→ **WHAT IS NEEDED**:
Looking at the listing, state how many of its lines contain the string "name". Write only the number.

→ **LISTED RECORDS**:
▽

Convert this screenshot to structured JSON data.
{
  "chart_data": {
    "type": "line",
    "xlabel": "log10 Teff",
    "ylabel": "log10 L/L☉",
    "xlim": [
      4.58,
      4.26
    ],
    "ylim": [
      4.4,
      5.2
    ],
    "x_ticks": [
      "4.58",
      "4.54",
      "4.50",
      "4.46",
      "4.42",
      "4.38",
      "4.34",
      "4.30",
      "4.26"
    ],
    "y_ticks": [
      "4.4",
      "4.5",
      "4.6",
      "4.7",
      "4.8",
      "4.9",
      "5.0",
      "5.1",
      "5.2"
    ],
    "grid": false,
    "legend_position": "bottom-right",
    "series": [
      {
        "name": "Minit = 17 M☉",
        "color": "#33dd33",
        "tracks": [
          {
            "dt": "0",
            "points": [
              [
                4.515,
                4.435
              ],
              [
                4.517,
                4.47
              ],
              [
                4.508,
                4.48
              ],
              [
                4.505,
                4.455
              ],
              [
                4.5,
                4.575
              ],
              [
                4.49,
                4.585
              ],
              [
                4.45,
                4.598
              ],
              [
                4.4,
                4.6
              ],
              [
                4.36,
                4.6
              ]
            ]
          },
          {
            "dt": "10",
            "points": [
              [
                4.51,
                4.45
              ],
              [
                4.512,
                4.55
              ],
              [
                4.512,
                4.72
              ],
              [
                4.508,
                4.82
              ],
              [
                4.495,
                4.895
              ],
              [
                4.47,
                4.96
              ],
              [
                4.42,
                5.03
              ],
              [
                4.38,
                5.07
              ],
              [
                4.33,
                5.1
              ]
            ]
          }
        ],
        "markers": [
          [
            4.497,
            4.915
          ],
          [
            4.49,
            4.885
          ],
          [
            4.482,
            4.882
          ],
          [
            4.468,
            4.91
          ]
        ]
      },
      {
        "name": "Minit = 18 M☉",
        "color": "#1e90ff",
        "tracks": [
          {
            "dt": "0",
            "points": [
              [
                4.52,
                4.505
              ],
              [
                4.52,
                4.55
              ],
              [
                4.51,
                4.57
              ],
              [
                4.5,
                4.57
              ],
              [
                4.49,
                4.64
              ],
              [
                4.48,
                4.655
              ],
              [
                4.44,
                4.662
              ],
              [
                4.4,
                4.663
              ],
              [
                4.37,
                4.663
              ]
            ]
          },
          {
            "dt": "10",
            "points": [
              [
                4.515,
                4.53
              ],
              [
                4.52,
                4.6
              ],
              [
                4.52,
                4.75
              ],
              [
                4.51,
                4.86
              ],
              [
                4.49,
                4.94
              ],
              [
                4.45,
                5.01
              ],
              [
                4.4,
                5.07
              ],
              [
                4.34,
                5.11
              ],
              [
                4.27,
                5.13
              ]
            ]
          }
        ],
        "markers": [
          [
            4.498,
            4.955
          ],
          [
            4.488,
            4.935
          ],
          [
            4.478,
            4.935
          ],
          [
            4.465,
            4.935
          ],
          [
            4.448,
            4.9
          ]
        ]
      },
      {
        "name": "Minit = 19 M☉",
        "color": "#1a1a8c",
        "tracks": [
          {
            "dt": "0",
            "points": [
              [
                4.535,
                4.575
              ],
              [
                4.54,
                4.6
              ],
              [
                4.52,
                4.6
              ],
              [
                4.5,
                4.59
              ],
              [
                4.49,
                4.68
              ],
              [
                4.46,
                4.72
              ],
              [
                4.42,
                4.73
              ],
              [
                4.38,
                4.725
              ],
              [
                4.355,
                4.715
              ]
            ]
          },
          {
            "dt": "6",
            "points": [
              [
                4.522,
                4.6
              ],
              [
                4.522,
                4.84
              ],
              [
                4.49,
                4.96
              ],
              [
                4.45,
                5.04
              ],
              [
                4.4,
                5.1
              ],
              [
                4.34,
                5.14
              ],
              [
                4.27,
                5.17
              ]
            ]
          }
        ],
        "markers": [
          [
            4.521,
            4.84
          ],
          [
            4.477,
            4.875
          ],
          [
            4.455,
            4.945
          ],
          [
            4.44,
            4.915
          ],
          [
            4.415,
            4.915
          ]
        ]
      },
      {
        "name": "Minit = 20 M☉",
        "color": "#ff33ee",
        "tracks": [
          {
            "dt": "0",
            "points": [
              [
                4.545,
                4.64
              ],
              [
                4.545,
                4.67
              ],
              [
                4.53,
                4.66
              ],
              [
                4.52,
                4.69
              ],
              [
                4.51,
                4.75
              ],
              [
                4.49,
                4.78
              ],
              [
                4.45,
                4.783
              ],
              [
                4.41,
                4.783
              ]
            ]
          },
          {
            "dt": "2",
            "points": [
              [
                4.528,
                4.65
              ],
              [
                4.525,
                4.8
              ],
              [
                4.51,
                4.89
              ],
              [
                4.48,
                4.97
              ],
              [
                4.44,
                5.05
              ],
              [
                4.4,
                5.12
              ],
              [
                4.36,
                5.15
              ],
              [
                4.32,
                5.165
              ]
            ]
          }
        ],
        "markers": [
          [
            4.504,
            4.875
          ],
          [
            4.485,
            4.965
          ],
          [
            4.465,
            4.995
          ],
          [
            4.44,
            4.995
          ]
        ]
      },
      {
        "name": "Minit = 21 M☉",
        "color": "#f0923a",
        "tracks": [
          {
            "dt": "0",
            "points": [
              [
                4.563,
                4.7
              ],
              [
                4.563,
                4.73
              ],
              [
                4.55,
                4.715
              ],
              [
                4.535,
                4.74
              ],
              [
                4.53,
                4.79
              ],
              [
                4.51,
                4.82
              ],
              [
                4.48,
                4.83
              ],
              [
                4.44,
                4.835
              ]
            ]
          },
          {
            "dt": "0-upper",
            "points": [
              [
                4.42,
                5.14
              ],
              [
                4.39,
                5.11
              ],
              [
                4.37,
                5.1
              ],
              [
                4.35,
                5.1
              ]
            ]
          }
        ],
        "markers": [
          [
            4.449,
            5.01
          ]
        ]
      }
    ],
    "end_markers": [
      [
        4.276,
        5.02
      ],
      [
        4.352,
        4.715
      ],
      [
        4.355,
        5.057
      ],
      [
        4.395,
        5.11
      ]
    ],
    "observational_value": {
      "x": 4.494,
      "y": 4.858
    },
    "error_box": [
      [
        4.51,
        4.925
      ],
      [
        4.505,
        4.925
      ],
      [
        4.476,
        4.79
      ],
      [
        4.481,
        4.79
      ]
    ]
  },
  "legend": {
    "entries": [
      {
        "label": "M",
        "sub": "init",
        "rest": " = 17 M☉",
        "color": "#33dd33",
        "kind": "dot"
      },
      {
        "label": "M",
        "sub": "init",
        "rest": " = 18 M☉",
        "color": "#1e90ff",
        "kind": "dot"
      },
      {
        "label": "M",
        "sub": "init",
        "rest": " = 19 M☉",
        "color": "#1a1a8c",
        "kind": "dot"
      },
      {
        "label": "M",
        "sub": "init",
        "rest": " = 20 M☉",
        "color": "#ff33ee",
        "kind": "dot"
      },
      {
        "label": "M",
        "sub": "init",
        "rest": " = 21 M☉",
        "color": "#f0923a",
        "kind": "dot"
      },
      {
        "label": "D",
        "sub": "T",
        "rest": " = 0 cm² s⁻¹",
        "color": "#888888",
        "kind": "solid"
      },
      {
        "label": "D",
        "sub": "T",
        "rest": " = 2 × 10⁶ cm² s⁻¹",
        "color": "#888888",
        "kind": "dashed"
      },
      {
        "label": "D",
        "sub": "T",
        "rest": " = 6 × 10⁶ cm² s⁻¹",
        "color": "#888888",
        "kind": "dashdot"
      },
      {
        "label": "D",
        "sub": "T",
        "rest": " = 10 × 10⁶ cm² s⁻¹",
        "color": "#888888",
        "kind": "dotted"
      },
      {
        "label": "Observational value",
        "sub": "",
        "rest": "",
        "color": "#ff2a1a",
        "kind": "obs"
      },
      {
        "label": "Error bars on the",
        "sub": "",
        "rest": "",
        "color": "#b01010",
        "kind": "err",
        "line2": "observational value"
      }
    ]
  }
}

△

→ **TASK SOLUTION**:
5